[BEGIN THE DATA]
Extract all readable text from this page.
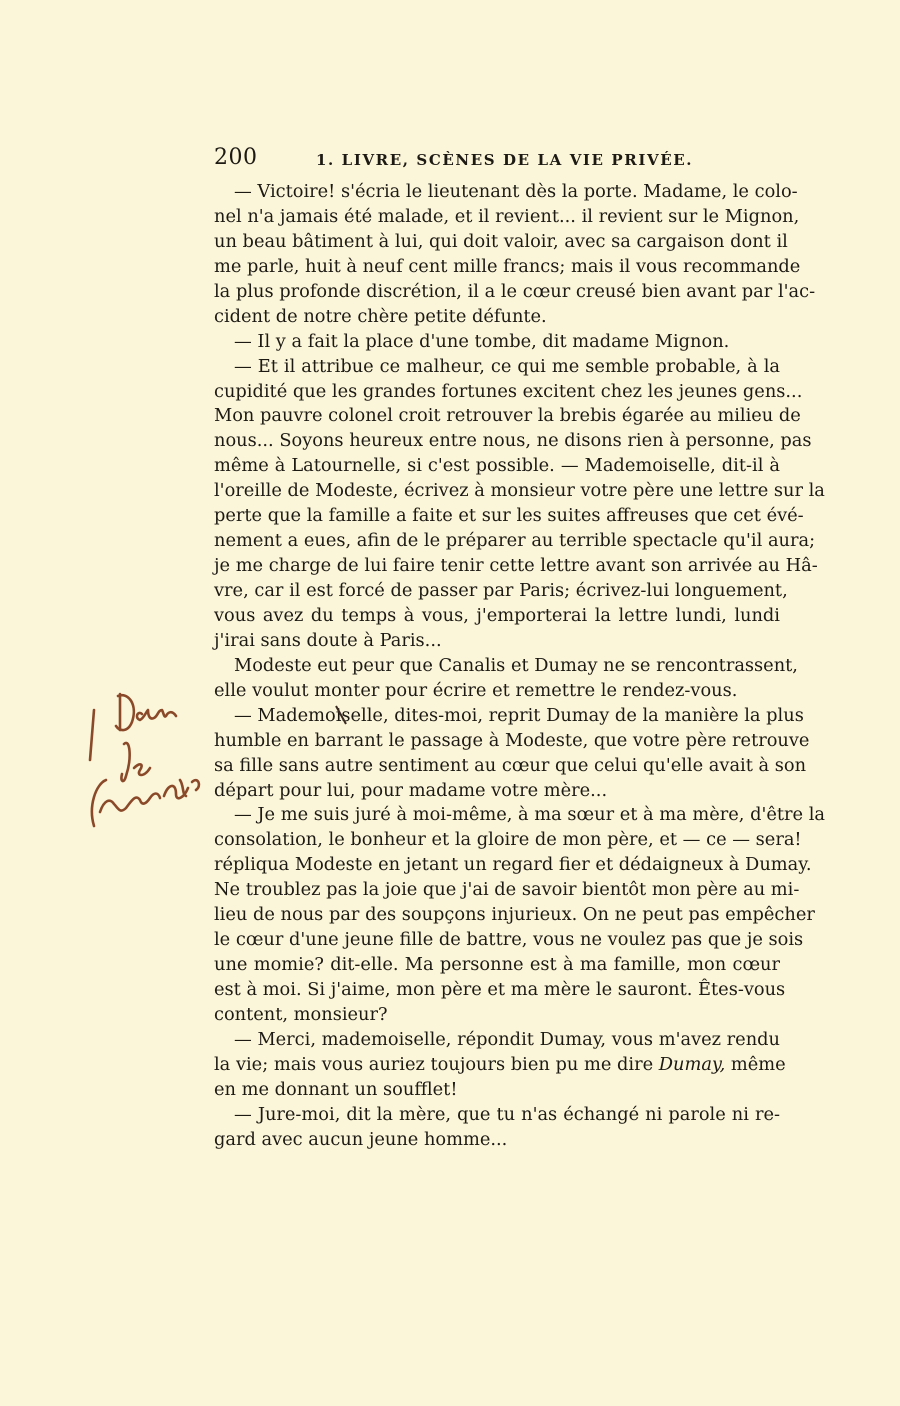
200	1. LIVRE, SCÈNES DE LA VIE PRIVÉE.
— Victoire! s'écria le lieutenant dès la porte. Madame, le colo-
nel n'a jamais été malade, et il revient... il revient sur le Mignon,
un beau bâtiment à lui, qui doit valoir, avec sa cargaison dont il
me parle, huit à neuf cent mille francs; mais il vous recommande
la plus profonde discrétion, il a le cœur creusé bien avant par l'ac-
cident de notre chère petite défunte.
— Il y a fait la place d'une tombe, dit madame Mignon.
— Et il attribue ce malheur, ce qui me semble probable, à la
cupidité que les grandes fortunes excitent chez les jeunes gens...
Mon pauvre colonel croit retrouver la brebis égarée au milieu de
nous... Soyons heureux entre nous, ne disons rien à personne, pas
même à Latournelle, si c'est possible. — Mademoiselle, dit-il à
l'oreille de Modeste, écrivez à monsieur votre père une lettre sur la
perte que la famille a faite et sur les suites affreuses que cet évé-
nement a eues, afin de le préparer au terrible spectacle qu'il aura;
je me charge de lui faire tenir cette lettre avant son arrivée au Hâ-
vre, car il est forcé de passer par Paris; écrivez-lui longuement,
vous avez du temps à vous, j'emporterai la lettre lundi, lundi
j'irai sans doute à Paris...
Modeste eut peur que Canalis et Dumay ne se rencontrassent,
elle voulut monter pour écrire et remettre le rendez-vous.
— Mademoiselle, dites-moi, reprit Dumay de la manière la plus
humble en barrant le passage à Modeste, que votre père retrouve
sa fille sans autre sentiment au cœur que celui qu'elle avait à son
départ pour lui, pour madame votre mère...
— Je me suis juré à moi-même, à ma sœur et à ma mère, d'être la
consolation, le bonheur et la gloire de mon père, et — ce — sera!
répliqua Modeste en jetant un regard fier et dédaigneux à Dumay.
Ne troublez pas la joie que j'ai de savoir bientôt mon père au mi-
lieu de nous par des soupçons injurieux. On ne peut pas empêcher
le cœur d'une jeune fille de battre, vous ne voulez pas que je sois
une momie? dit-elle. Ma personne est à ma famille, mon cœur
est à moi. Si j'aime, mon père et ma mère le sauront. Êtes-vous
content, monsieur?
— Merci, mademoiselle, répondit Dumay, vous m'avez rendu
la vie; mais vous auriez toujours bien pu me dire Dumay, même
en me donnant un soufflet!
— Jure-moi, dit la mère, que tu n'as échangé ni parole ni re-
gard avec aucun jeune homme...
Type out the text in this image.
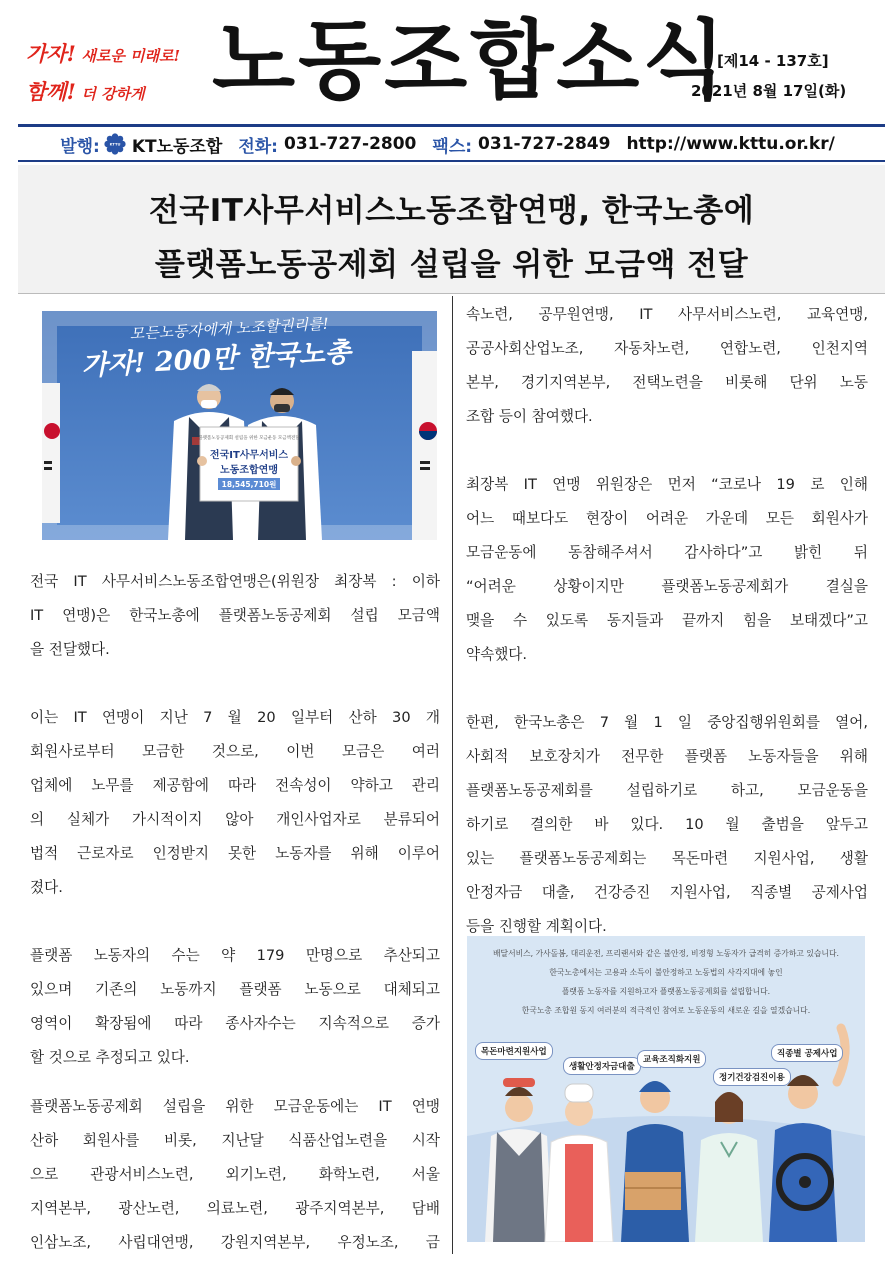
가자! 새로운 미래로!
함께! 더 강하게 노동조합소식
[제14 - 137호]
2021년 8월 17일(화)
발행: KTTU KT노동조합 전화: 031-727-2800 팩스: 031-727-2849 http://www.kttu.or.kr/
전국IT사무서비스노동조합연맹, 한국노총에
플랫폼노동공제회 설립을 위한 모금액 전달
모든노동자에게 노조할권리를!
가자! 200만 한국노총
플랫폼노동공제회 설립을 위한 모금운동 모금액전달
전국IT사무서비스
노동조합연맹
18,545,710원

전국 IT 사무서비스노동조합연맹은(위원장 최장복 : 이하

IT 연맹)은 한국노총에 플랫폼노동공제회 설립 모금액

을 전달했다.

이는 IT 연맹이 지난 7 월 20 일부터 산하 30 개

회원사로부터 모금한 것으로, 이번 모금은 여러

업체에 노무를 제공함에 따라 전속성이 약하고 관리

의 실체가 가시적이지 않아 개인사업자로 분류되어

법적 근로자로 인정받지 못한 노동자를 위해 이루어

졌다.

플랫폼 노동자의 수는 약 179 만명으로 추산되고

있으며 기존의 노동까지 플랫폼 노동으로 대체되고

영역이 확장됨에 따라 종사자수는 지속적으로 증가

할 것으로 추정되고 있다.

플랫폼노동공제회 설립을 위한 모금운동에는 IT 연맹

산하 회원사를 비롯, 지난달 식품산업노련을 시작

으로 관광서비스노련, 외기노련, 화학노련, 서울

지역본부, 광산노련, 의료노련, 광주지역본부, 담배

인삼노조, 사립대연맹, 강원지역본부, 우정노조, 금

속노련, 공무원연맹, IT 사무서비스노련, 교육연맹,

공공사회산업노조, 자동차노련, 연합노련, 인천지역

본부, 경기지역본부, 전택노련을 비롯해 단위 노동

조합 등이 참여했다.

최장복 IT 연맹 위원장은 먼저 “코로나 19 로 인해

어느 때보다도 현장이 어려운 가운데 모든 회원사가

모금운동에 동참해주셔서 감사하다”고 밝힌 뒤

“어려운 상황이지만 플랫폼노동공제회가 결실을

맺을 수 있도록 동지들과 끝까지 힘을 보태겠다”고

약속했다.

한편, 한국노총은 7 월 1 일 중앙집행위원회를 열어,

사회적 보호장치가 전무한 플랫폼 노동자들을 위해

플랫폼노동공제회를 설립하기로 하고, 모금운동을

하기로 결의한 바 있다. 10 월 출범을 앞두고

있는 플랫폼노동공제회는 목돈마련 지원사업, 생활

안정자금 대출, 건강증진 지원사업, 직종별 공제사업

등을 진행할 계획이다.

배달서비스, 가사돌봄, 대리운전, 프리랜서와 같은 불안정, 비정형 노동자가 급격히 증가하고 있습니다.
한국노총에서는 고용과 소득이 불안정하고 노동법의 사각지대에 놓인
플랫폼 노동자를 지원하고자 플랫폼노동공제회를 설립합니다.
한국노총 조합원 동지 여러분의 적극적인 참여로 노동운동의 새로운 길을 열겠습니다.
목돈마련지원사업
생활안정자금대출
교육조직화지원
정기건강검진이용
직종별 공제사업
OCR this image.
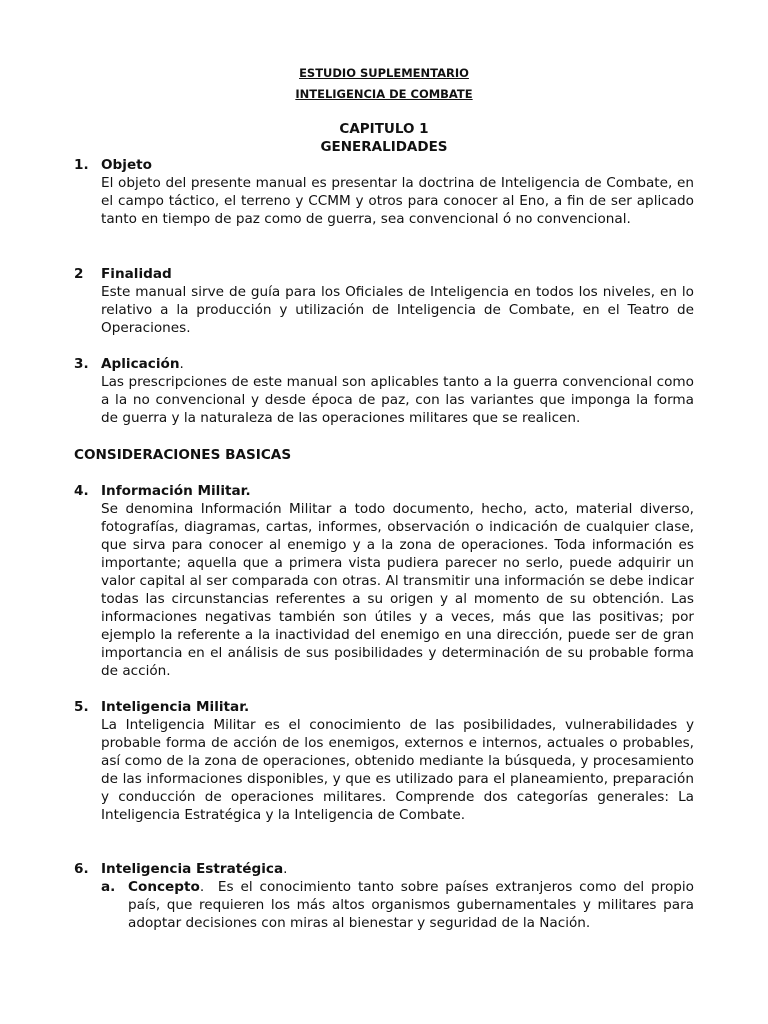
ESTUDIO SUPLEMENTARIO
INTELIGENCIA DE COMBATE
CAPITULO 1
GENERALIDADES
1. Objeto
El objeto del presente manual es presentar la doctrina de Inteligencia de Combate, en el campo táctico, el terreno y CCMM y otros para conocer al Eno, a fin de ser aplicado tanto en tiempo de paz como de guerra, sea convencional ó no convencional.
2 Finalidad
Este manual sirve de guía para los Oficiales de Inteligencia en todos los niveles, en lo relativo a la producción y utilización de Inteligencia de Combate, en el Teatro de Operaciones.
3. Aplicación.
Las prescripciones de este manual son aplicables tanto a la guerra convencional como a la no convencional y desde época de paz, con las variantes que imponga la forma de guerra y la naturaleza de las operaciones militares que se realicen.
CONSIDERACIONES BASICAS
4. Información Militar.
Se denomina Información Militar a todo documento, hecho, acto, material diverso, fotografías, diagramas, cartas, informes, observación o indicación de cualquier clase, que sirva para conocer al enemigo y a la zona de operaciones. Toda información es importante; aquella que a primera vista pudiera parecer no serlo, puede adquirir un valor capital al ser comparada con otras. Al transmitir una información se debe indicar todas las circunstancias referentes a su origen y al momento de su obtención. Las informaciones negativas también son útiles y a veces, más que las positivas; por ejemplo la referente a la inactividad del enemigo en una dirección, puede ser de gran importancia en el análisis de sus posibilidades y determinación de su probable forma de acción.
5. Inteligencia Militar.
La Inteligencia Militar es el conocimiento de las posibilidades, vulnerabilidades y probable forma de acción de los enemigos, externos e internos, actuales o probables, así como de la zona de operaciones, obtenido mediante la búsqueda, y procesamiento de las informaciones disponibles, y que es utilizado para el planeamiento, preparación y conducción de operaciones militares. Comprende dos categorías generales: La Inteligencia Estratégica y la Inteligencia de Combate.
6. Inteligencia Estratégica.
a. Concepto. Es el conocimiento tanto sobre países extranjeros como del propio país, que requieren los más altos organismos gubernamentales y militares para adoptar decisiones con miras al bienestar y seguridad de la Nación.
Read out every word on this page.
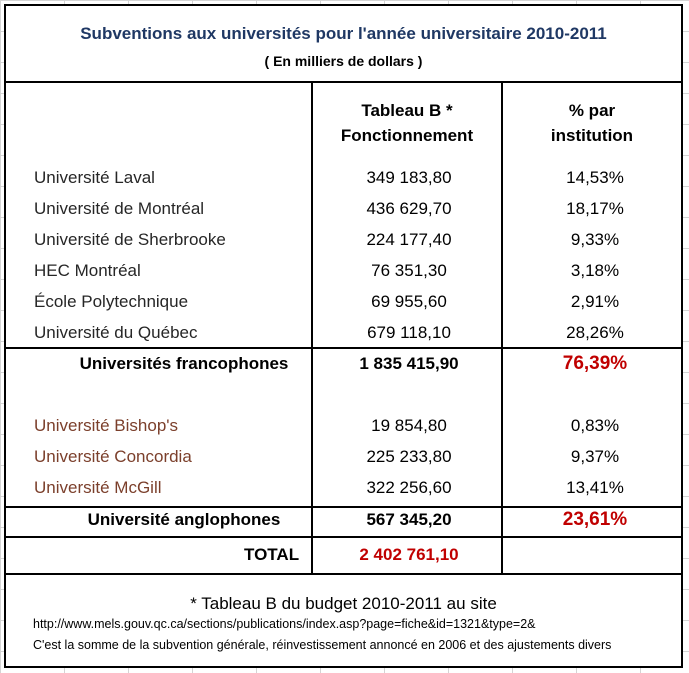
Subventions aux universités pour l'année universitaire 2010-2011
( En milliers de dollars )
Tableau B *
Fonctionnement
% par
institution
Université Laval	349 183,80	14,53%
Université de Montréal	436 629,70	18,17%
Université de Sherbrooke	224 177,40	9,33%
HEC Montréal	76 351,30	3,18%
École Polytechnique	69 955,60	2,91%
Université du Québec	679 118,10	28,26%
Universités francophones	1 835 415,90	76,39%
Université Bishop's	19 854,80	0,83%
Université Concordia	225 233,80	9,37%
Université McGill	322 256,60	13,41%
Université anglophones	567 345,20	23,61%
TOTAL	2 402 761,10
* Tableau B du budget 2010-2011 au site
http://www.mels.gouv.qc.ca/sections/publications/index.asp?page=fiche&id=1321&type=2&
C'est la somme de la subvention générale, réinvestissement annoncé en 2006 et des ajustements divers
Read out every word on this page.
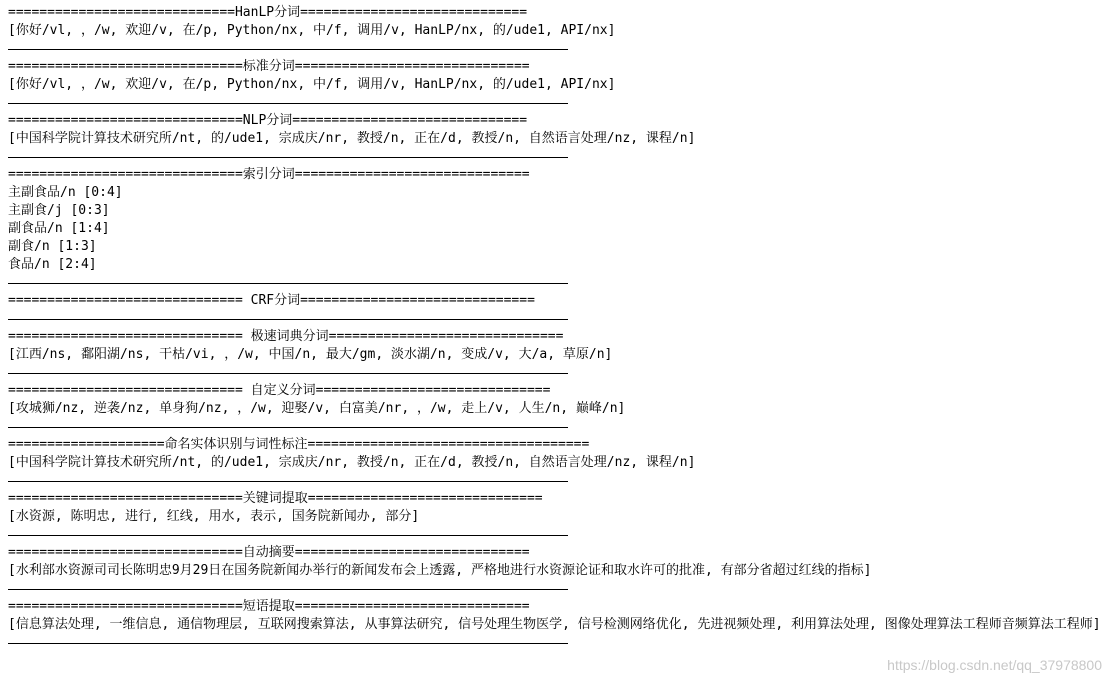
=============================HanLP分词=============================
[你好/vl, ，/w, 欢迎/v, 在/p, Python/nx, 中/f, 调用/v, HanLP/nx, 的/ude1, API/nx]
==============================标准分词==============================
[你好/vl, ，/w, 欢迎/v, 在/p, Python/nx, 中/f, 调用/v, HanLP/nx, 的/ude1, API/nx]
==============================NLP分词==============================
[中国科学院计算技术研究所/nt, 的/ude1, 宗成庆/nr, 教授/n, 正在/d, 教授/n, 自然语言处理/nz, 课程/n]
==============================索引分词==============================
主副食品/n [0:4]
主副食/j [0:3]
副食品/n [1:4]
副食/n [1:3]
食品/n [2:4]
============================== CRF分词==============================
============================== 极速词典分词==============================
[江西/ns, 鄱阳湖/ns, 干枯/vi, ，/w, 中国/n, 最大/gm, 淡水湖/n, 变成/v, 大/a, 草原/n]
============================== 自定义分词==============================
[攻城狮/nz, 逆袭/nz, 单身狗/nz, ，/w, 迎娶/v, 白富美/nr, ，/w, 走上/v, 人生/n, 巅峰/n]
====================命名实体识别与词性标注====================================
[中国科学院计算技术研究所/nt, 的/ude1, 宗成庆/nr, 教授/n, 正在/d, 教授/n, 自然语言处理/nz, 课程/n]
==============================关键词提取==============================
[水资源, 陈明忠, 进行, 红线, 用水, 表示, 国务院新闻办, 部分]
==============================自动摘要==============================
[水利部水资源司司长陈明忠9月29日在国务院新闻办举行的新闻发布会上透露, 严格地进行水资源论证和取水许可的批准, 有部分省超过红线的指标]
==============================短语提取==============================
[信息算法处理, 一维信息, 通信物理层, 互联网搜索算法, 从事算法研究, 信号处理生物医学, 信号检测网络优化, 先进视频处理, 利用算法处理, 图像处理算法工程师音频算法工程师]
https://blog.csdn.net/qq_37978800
[END THE DATA]
■ WHAT YOU HAVE TO DO: Among the lines of the material, find those that hold the word "zona" and copy them.

■ RESPONSE TO THIS TASK:
Se denomina Información Militar a todo documento, hecho, acto, material diverso, fotografías, diagramas, cartas, informes, observación o indicación de cualquier clase, que sirva para conocer al enemigo y a la zona de operaciones. Toda información es importante; aquella que a primera vista pudiera parecer no serlo, puede adquirir un valor capital al ser comparada con otras. Al transmitir una información se debe indicar todas las circunstancias referentes a su origen y al momento de su obtención. Las informaciones negativas también son útiles y a veces, más que las positivas; por ejemplo la referente a la inactividad del enemigo en una dirección, puede ser de gran importancia en el análisis de sus posibilidades y determinación de su probable forma de acción.
La Inteligencia Militar es el conocimiento de las posibilidades, vulnerabilidades y probable forma de acción de los enemigos, externos e internos, actuales o probables, así como de la zona de operaciones, obtenido mediante la búsqueda, y procesamiento de las informaciones disponibles, y que es utilizado para el planeamiento, preparación y conducción de operaciones militares. Comprende dos categorías generales: La Inteligencia Estratégica y la Inteligencia de Combate.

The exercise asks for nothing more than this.